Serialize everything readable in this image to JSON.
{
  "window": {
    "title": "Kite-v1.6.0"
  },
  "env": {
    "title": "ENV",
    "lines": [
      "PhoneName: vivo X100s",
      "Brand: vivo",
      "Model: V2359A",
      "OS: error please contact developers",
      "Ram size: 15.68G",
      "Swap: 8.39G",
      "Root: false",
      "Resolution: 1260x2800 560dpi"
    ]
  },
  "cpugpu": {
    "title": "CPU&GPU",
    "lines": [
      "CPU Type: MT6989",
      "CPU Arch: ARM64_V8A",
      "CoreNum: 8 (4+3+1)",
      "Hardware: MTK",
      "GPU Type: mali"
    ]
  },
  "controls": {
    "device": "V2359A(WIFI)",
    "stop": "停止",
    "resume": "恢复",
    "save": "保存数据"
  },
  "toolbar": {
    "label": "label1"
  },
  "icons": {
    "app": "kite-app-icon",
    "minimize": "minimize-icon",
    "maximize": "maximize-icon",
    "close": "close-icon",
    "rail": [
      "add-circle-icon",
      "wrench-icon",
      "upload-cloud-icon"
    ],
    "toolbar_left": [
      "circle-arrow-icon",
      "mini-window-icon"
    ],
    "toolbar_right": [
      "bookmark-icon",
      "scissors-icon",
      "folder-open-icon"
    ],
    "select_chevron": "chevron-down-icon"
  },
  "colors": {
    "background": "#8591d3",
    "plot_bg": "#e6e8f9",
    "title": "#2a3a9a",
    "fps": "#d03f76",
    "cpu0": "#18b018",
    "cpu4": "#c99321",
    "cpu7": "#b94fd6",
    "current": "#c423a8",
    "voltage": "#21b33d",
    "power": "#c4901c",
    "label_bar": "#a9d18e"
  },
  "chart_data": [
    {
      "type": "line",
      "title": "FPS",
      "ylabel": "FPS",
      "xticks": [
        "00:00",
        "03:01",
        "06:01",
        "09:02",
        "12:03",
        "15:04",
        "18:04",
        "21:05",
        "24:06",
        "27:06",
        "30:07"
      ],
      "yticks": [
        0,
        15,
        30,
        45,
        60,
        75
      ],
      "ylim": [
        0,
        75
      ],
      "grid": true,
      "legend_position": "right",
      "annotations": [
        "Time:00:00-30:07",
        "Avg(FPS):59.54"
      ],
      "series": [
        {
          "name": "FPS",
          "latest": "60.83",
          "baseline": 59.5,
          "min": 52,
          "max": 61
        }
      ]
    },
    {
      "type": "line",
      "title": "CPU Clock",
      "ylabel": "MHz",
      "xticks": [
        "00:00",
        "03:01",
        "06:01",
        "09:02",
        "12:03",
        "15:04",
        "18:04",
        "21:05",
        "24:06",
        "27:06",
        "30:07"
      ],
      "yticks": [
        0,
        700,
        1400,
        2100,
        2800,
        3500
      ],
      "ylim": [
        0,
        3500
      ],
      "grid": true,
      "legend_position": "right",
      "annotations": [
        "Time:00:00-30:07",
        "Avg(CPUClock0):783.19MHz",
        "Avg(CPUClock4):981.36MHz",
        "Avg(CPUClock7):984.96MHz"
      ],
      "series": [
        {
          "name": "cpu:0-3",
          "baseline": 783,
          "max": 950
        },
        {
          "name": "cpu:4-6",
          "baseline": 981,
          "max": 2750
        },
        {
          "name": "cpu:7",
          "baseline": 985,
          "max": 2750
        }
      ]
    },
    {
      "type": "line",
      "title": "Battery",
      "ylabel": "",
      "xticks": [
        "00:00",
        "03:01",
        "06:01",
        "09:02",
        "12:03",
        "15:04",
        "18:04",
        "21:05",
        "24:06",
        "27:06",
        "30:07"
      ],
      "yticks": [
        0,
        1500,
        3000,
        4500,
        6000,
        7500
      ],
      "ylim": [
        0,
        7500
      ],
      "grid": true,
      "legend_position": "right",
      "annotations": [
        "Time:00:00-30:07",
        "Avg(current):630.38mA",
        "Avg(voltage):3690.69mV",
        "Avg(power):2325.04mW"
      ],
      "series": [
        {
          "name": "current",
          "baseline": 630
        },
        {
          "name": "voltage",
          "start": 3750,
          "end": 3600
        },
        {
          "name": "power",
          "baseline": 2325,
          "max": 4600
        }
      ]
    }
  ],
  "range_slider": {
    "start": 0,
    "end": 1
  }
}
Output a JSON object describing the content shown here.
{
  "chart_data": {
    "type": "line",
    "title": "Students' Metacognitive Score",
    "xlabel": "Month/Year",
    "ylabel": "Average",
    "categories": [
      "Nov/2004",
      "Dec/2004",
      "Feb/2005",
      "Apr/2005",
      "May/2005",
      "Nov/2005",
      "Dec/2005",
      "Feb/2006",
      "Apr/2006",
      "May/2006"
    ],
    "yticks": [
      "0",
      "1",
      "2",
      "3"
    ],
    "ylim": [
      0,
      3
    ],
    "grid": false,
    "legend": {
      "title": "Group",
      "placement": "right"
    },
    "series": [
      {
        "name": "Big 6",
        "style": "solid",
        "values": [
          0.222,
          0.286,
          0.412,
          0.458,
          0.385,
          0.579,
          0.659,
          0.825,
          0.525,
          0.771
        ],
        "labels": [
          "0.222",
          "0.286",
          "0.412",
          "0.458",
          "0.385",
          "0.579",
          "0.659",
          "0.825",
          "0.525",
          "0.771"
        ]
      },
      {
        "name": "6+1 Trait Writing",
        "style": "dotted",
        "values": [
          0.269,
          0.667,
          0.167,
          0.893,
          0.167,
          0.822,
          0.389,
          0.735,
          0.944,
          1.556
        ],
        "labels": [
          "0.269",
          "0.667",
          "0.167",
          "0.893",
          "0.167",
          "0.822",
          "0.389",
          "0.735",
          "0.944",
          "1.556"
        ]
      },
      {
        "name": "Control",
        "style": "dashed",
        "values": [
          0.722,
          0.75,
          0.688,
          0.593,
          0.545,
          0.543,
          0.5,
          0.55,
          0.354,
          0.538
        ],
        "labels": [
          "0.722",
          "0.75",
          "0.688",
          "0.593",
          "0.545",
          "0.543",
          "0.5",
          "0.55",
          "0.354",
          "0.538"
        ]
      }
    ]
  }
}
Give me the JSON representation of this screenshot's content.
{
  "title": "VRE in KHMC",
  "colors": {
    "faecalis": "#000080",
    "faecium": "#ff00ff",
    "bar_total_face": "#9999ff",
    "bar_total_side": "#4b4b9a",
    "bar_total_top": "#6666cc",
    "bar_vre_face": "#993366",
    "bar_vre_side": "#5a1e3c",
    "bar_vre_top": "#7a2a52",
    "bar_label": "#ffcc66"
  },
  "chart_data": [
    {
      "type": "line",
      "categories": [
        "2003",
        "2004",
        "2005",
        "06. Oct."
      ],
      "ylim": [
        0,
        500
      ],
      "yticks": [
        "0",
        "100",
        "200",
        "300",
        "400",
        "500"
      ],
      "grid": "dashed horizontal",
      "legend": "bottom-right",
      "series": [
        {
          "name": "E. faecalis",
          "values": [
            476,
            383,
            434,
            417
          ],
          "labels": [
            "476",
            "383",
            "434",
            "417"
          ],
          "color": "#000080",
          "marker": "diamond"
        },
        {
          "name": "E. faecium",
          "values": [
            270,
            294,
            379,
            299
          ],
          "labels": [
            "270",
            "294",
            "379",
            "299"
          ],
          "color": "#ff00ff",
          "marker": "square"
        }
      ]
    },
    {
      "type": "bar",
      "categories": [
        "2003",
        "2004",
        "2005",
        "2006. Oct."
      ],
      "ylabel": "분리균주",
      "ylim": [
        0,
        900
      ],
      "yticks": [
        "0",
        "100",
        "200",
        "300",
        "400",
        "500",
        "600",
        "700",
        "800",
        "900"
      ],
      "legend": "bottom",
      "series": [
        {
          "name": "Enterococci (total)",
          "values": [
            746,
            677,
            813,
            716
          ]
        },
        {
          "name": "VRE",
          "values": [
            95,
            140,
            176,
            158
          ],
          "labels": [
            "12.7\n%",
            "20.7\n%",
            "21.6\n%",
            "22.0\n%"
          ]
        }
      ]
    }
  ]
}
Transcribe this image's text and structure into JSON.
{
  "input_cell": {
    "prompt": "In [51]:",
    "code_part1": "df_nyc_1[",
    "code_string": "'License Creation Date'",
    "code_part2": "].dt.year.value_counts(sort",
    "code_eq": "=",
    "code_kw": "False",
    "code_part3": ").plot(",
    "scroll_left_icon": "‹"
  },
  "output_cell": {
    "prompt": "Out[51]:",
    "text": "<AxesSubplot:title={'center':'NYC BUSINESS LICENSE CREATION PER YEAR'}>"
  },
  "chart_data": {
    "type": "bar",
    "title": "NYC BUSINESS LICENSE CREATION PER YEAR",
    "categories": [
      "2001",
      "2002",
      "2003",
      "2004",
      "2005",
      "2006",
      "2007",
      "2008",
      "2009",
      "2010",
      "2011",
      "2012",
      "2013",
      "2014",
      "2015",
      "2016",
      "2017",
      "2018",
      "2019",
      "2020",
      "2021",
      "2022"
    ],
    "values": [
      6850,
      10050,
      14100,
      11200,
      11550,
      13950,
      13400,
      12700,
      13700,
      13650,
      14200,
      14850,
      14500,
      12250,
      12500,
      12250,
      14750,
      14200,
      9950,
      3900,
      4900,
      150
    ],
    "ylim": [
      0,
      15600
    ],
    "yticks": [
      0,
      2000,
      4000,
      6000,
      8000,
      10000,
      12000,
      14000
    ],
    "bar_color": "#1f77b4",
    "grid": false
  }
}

:::

Exercise directions –
Take the line holding "Transcribe this image's" and all lines after it through the end of the data, and set them down exactly.

Full output –
Transcribe this image's text and structure into JSON.
{
  "input_cell": {
    "prompt": "In [51]:",
    "code_part1": "df_nyc_1[",
    "code_string": "'License Creation Date'",
    "code_part2": "].dt.year.value_counts(sort",
    "code_eq": "=",
    "code_kw": "False",
    "code_part3": ").plot(",
    "scroll_left_icon": "‹"
  },
  "output_cell": {
    "prompt": "Out[51]:",
    "text": "<AxesSubplot:title={'center':'NYC BUSINESS LICENSE CREATION PER YEAR'}>"
  },
  "chart_data": {
    "type": "bar",
    "title": "NYC BUSINESS LICENSE CREATION PER YEAR",
    "categories": [
      "2001",
      "2002",
      "2003",
      "2004",
      "2005",
      "2006",
      "2007",
      "2008",
      "2009",
      "2010",
      "2011",
      "2012",
      "2013",
      "2014",
      "2015",
      "2016",
      "2017",
      "2018",
      "2019",
      "2020",
      "2021",
      "2022"
    ],
    "values": [
      6850,
      10050,
      14100,
      11200,
      11550,
      13950,
      13400,
      12700,
      13700,
      13650,
      14200,
      14850,
      14500,
      12250,
      12500,
      12250,
      14750,
      14200,
      9950,
      3900,
      4900,
      150
    ],
    "ylim": [
      0,
      15600
    ],
    "yticks": [
      0,
      2000,
      4000,
      6000,
      8000,
      10000,
      12000,
      14000
    ],
    "bar_color": "#1f77b4",
    "grid": false
  }
}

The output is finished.